# Exercise instructions
List each line of the data that holds the string "Years", please.

[Chart and figure data]
━━━━━━━━━━━━━━━━━━━━

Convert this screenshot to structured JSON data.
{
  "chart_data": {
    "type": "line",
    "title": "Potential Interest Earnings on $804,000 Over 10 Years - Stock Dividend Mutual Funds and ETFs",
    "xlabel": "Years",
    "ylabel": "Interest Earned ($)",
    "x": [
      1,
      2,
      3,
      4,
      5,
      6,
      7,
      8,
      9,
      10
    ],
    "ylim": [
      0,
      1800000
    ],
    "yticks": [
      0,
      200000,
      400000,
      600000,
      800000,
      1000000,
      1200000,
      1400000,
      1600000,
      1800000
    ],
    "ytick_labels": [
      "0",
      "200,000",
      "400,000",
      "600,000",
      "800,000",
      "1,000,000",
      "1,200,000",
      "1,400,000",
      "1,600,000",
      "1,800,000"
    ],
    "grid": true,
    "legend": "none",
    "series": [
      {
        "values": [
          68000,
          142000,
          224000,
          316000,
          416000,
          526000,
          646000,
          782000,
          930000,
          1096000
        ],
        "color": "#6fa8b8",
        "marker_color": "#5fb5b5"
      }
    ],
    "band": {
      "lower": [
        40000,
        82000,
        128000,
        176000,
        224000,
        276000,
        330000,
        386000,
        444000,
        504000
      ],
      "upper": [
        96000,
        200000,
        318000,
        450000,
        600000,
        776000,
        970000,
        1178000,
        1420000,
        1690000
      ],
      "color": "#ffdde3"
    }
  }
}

━━━━━━━━━━━━━━━━━━━━

# Solution to this exercise
    "title": "Potential Interest Earnings on $804,000 Over 10 Years - Stock Dividend Mutual Funds and ETFs",
    "xlabel": "Years",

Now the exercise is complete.